ARTICLE
-- Begin --

# Close encounter at midnight !



## vaithy (Feb 24, 2012)

Encounter at midnight!!
N an early morning encounter on Thursday, five persons allegedly involved in two daring bank robberies in Chennai was shoot dead in a ‘encounter’in a gunbattle with the city police at Velachery in the early hours of Thursday.
The suspects were identified as Chandrika Rey from West Bengal, and Vinod Kumar, Vinay Prasad, Abhay Kumar and Harish Kumar from Bihar. Two of them are former students of an engineering college in the city suburbs. Police recovered five guns and bundles of cash from the suspects.
About a month before the gang struck the IOB branch at Keelkattalai, a branch of Bank of Baroda was robbed on January 23 last. The robbers took away Rs 19 lakh from BoB and Rs 14 lakh from IOB in a swift operation by holding the bank staffs and customers at gunpoint.
Two days after the gang struck a branch of Indian Overseas Bank in Keelkattalai on Monday, city police commissioner J K Tripathy had held a press conference on Wednesday to release a video of a suspect allegedly doing a recce at a nationalised bank. "With people's cooperation, we will nab them soon," he had said.
How ever questions were asked by the human right activities, is not only shocking but also baffling. Why did the police resort to the extreme step? The men holed up in the apartment were robbers, not extremists. They did not plant any bombs, kill innocent people or get involved in anti-national activities. Did the police exhaust all other options before gunning them down? Why did they not coerce them to surrender?
If such ‘encounter' deaths are encouraged, police can close all files by killing anybody and claiming that he or she was involved in a crime. We will need no courts, lawyers, and judges. A gun will do
What do you think?
When scammers are enjoying 5 star treatment in jails, why Police is too harse on unemployed youth?


----------



## patrick4 (Feb 24, 2012)

are the students really the robbers or was the money and guns planted on them after they were shot down??

whatever the case, the cops have left no loose ends by killing all 5 of them.. god forbid one of them were to be captured and spoke the truth about the cops inability to capture the real criminals..


----------



## Skud (Feb 24, 2012)

What makes you think the people involved were not real criminals?


----------



## Alok (Feb 24, 2012)

Our police shows bravery against robbers and what about terrorist? Why the hell they didn't encounter Kasab ??
Collecting Information and clues??
So what he told??

and does robbery like crimes deserves death as punish.


----------



## patrick4 (Feb 24, 2012)

@skud  shooting them down does not allow them to explain their side of the story.. again i am not defending them what what they have done. But every citizen has the right to a fair trail right?


----------



## Alok (Feb 24, 2012)

Skud said:


> What makes you think the people involved were not real criminals?



so what makes you think killing someone will solve problem?


----------



## Tech&ME (Feb 24, 2012)

Filmy hai yaar !! 

This is a very old tactic of Police specially in the TN.


----------



## Skud (Feb 24, 2012)

Kola2842 said:


> so what makes you think killing someone will solve problem?




Ajmal Kasab. 

Seriously though, we need to stop blaming police and government every time something happens. Its also not very practical thinking that killing someone in Kashmir is OK, and not so OK in Tamilnadu and elsewhere.

-- End --

WRITTEN EXERCISE 1
Copy everything in the rows from the first one down to the one containing "Text: utifrån de två", replacing "Point" with "Marker" throughout.

(Box coordinate listings)
-- Begin --

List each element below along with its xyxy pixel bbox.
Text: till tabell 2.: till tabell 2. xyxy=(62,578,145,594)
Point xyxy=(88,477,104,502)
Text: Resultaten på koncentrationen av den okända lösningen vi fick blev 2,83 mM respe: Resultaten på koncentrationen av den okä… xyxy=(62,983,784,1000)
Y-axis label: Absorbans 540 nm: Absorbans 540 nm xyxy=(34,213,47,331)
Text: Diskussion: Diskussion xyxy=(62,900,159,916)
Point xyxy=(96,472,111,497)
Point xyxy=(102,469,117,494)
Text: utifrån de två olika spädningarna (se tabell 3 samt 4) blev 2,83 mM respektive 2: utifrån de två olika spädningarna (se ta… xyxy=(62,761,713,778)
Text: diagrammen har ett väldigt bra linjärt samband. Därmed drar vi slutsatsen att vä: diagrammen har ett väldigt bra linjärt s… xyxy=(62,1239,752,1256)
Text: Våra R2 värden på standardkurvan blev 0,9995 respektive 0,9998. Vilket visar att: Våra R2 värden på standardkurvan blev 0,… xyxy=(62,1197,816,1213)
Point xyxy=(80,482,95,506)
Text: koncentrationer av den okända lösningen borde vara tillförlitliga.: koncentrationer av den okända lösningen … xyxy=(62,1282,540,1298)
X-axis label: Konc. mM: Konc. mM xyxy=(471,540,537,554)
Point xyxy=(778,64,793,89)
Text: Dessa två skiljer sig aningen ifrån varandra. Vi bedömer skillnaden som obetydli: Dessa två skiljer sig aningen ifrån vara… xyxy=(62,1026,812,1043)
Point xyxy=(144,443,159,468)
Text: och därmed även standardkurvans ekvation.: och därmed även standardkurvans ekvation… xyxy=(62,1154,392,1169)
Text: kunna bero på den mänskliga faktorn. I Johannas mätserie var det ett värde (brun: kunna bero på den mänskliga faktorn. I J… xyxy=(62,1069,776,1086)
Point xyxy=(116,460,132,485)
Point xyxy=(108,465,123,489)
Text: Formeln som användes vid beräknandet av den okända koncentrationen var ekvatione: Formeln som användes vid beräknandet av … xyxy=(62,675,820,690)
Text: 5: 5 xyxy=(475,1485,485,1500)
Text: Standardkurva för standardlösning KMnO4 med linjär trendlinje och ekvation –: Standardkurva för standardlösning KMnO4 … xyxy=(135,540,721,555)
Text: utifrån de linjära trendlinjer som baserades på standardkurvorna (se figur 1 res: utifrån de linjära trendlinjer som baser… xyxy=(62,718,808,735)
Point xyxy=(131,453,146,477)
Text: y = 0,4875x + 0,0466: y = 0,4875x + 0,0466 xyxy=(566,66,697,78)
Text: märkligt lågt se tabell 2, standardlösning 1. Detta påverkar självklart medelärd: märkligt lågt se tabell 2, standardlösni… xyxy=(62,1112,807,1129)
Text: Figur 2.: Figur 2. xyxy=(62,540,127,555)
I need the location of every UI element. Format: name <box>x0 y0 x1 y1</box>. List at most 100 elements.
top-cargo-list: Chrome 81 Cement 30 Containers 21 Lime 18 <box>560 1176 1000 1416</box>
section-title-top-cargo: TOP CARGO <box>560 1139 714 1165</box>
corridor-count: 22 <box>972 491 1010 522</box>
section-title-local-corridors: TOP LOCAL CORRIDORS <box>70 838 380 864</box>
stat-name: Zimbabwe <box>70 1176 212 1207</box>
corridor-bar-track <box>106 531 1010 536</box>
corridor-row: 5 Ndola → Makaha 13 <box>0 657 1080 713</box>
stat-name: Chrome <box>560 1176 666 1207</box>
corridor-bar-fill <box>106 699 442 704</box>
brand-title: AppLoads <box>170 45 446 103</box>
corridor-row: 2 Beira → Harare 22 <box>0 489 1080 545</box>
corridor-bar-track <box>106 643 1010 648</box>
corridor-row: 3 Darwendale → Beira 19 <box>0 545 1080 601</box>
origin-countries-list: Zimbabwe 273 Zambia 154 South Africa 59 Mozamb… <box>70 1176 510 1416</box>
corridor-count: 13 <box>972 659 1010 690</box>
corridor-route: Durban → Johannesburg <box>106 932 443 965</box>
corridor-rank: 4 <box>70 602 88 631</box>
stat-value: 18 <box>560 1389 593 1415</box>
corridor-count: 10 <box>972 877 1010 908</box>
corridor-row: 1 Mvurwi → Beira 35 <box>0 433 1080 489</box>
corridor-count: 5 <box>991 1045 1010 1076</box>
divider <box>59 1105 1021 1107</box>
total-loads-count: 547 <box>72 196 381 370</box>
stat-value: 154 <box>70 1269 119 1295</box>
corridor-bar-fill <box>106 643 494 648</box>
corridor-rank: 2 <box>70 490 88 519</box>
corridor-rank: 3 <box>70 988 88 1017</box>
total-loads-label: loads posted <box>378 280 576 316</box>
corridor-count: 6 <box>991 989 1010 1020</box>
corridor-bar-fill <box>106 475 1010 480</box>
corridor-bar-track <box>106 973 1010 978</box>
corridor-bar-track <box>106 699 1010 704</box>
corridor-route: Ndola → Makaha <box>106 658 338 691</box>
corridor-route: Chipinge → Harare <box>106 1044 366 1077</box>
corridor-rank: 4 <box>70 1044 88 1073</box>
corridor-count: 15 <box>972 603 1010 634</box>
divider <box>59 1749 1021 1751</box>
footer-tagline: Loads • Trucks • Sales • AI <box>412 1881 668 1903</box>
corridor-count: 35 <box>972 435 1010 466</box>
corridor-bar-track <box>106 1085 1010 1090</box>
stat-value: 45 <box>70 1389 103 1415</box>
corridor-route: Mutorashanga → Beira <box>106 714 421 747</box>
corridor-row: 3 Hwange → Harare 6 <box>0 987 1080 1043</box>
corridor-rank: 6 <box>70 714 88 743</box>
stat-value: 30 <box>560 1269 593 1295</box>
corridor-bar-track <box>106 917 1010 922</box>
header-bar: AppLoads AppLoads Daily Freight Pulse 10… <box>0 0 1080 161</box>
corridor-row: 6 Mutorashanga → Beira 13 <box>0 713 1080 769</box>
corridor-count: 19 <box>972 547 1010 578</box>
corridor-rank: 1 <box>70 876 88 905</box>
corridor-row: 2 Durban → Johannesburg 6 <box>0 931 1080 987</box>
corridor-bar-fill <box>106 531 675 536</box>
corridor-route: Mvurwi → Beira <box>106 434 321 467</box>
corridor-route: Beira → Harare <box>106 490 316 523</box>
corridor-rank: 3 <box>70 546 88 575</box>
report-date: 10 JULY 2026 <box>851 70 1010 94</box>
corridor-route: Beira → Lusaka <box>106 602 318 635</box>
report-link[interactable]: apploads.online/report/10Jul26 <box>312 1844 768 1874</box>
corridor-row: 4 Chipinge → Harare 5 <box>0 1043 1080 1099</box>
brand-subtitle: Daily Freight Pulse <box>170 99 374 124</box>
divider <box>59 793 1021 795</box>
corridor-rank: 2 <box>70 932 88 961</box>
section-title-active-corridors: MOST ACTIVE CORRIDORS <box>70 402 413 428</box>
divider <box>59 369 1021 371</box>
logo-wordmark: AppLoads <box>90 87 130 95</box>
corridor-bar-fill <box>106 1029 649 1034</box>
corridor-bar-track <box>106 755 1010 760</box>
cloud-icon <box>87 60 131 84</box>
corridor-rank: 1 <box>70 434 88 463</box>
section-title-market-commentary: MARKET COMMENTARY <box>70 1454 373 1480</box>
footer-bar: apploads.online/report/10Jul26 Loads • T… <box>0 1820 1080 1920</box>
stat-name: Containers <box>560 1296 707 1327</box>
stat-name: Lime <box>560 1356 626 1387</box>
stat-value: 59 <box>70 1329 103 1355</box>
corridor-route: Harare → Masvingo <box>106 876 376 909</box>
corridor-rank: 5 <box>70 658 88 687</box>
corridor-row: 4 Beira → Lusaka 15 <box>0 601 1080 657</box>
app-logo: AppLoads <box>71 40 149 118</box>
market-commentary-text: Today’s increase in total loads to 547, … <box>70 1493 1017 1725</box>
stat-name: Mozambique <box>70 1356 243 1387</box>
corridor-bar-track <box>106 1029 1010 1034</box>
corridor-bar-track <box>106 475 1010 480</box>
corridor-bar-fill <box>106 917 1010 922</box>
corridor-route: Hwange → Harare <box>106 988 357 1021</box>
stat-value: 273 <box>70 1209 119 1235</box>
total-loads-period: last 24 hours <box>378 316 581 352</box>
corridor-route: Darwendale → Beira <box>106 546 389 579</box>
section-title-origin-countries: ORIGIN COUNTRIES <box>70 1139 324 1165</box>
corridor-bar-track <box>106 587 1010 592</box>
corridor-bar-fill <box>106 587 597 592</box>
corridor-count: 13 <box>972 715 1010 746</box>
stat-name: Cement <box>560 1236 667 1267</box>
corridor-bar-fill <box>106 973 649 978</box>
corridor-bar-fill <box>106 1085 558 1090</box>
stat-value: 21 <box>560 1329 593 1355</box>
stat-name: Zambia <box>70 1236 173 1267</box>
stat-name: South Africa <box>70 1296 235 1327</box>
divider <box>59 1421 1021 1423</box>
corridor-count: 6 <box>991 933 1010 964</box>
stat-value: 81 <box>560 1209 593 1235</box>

-- End --

WRITTEN EXERCISE 2
According to the forum thread on the midnight encounter, how much money did the robbers take from the Bank of Baroda branch?

CORRECT ANSWER 1
List each element below along with its xyxy pixel bbox.
Text: till tabell 2.: till tabell 2. xyxy=(62,578,145,594)
Marker xyxy=(88,477,104,502)
Text: Resultaten på koncentrationen av den okända lösningen vi fick blev 2,83 mM respe: Resultaten på koncentrationen av den okä… xyxy=(62,983,784,1000)
Y-axis label: Absorbans 540 nm: Absorbans 540 nm xyxy=(34,213,47,331)
Text: Diskussion: Diskussion xyxy=(62,900,159,916)
Marker xyxy=(96,472,111,497)
Marker xyxy=(102,469,117,494)
Text: utifrån de två olika spädningarna (se tabell 3 samt 4) blev 2,83 mM respektive 2: utifrån de två olika spädningarna (se ta… xyxy=(62,761,713,778)

CORRECT ANSWER 2
Rs 19 lakh.